[Stored records]
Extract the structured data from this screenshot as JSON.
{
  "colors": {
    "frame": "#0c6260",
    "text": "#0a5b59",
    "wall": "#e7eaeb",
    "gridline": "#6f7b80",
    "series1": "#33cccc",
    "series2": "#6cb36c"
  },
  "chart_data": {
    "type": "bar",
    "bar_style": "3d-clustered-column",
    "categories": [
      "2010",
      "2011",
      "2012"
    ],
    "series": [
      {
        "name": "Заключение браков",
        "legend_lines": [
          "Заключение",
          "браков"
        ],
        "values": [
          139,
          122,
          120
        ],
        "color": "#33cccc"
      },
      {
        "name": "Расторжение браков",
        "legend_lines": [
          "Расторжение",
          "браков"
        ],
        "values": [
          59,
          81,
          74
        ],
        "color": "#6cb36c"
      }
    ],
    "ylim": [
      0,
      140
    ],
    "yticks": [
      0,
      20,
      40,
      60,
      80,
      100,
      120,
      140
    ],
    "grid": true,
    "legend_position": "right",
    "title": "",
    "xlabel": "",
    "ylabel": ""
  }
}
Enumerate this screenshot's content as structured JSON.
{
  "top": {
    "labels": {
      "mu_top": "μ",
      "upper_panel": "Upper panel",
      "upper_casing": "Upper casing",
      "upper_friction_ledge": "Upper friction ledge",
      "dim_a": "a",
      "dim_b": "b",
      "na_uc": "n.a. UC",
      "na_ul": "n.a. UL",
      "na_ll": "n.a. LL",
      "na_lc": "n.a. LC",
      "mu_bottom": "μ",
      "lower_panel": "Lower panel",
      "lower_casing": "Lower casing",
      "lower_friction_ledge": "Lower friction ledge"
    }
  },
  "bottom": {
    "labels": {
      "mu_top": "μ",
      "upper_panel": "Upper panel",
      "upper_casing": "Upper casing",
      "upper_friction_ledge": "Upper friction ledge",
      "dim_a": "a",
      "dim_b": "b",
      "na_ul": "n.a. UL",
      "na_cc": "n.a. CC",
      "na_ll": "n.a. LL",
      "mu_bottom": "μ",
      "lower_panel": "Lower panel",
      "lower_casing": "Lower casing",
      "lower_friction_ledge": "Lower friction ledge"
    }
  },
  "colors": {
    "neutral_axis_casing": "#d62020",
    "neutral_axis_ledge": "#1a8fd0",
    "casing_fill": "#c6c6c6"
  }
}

- _Written instruction_
Starting at the line that contains "Enumerate this screenshot's", print every line through the end of the listing, word for word. Leave out all the rest.

- _Completed task_
Enumerate this screenshot's content as structured JSON.
{
  "top": {
    "labels": {
      "mu_top": "μ",
      "upper_panel": "Upper panel",
      "upper_casing": "Upper casing",
      "upper_friction_ledge": "Upper friction ledge",
      "dim_a": "a",
      "dim_b": "b",
      "na_uc": "n.a. UC",
      "na_ul": "n.a. UL",
      "na_ll": "n.a. LL",
      "na_lc": "n.a. LC",
      "mu_bottom": "μ",
      "lower_panel": "Lower panel",
      "lower_casing": "Lower casing",
      "lower_friction_ledge": "Lower friction ledge"
    }
  },
  "bottom": {
    "labels": {
      "mu_top": "μ",
      "upper_panel": "Upper panel",
      "upper_casing": "Upper casing",
      "upper_friction_ledge": "Upper friction ledge",
      "dim_a": "a",
      "dim_b": "b",
      "na_ul": "n.a. UL",
      "na_cc": "n.a. CC",
      "na_ll": "n.a. LL",
      "mu_bottom": "μ",
      "lower_panel": "Lower panel",
      "lower_casing": "Lower casing",
      "lower_friction_ledge": "Lower friction ledge"
    }
  },
  "colors": {
    "neutral_axis_casing": "#d62020",
    "neutral_axis_ledge": "#1a8fd0",
    "casing_fill": "#c6c6c6"
  }
}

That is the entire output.